Written task: Report the count of lines that carry the string "Children", and add nothing.

Supplied data:
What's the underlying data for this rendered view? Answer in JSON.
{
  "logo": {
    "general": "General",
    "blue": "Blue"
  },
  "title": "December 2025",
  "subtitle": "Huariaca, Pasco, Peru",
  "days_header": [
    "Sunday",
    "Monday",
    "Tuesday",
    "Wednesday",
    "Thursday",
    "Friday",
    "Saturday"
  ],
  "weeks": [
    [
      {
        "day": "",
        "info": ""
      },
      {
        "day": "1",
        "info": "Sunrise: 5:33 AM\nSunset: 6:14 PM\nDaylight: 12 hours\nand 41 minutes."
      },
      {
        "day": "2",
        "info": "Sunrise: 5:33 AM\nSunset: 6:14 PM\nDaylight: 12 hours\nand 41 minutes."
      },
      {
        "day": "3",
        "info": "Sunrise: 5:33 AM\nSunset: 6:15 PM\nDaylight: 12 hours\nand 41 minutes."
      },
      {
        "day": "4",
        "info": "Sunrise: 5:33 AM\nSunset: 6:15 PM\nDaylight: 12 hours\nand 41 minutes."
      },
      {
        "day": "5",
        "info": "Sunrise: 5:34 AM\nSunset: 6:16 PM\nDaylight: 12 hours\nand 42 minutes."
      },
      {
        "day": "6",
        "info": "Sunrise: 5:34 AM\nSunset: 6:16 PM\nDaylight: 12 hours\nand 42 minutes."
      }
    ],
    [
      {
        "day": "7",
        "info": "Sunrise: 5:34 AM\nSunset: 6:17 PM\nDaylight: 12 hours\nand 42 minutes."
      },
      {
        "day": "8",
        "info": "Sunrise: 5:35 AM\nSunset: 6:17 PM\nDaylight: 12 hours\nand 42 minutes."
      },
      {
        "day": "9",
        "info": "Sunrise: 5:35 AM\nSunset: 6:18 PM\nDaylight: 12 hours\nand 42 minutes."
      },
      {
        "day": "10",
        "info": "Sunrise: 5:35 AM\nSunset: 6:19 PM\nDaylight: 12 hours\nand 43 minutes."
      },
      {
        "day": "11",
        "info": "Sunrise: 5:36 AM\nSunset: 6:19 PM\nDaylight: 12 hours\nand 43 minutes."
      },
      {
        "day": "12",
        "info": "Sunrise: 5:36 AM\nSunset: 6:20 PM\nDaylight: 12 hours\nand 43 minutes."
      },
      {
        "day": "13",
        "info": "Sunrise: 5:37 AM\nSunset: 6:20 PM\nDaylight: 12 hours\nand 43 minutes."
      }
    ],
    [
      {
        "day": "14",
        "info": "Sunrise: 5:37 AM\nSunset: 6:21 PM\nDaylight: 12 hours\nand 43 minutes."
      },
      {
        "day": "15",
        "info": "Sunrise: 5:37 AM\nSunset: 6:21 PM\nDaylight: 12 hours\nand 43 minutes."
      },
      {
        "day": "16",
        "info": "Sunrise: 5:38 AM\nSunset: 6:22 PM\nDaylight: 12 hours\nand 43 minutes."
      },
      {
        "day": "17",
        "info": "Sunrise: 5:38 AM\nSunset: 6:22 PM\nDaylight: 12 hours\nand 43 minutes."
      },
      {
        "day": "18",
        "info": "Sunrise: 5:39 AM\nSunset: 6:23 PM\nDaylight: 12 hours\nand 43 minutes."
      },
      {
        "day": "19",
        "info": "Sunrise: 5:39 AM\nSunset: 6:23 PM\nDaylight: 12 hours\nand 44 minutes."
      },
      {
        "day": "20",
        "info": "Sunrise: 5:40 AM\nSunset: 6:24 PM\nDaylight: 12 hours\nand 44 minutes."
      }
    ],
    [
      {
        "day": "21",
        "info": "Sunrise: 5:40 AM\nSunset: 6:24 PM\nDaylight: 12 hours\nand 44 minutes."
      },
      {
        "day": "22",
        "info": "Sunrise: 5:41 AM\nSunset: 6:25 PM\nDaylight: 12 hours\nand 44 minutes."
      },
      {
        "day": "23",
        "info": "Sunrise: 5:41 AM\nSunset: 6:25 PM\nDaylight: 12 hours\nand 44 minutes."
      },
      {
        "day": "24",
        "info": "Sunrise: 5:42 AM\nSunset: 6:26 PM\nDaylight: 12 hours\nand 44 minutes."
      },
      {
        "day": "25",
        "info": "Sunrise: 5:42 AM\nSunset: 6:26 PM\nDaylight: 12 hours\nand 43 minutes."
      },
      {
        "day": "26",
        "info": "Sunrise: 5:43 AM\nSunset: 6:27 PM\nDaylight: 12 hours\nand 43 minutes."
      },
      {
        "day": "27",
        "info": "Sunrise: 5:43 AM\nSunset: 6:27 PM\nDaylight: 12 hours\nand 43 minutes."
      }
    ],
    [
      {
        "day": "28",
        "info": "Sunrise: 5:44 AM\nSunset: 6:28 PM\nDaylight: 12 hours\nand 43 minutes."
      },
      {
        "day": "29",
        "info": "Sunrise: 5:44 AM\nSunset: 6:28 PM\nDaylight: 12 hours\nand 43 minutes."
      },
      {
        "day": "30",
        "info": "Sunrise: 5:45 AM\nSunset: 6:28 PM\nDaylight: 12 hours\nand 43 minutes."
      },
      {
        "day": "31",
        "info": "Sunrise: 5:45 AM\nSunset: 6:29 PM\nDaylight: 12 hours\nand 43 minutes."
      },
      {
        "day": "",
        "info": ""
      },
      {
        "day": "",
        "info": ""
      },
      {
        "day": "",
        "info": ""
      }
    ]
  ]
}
* * *
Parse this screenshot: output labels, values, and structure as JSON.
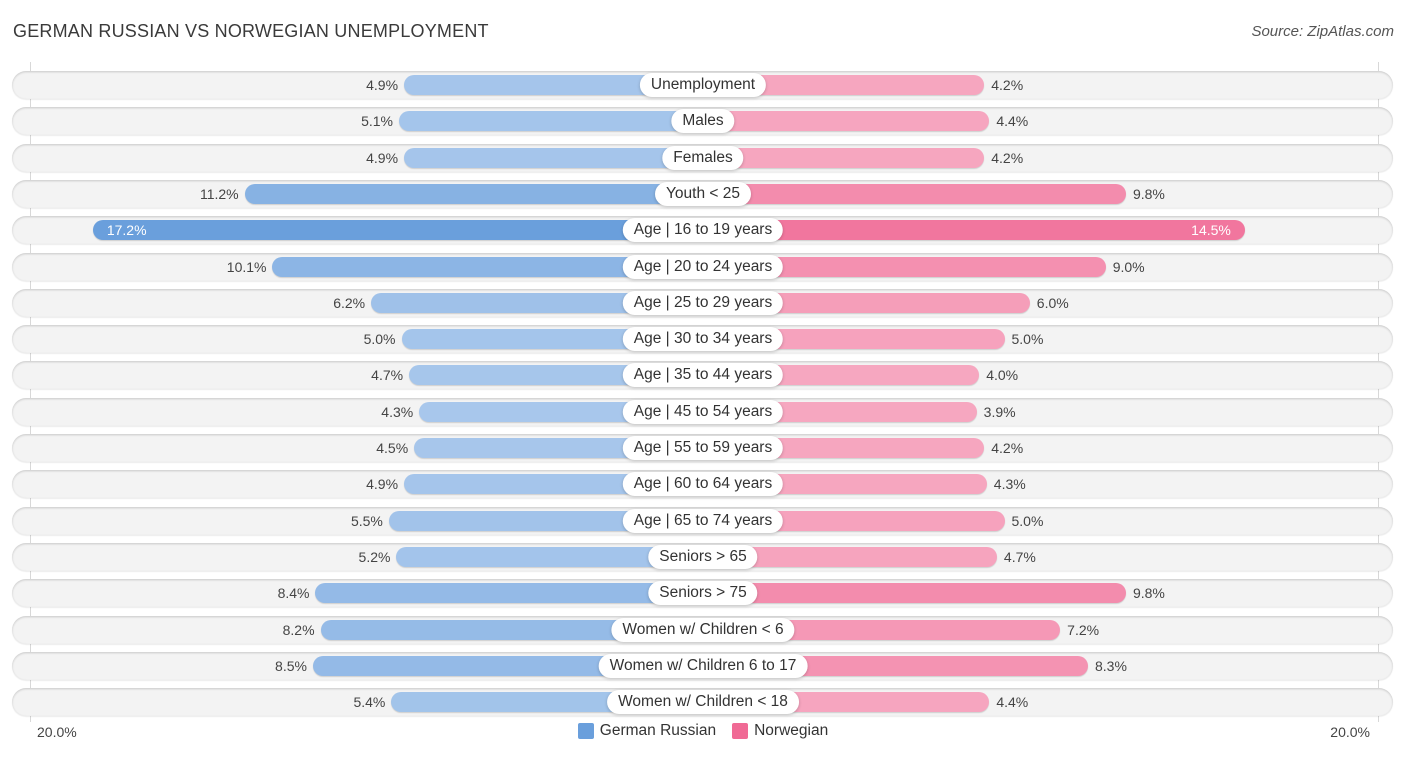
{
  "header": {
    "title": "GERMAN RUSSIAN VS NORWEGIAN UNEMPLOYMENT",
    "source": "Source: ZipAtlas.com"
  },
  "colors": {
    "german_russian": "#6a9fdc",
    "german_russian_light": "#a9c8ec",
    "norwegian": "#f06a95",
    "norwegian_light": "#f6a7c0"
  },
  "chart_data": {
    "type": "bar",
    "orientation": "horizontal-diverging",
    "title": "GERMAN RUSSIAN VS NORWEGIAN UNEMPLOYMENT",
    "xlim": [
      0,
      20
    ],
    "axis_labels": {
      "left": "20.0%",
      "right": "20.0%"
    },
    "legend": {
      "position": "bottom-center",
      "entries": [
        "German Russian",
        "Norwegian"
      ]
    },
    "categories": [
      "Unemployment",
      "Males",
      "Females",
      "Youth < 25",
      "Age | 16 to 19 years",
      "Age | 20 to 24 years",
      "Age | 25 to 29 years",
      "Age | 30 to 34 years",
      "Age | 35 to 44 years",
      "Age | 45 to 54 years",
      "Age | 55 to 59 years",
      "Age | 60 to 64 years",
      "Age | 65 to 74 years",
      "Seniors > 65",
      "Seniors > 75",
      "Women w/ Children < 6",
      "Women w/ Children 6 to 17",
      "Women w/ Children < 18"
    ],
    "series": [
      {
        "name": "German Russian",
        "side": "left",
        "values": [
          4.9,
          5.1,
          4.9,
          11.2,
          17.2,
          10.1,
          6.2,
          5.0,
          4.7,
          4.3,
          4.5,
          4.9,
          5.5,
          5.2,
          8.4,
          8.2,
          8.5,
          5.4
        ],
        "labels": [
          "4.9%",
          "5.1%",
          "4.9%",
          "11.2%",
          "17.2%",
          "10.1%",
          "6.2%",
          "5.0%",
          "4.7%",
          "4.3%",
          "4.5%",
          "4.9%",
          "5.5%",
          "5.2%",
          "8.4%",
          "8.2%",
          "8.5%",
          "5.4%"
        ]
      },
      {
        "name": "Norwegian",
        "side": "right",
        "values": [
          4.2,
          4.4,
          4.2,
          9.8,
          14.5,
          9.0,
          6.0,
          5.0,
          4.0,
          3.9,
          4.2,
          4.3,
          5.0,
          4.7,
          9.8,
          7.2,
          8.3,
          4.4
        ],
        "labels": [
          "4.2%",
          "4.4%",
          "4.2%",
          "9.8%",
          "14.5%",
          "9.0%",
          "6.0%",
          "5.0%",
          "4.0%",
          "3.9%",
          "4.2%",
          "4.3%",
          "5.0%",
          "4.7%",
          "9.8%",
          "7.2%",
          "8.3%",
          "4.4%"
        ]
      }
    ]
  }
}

Response: 3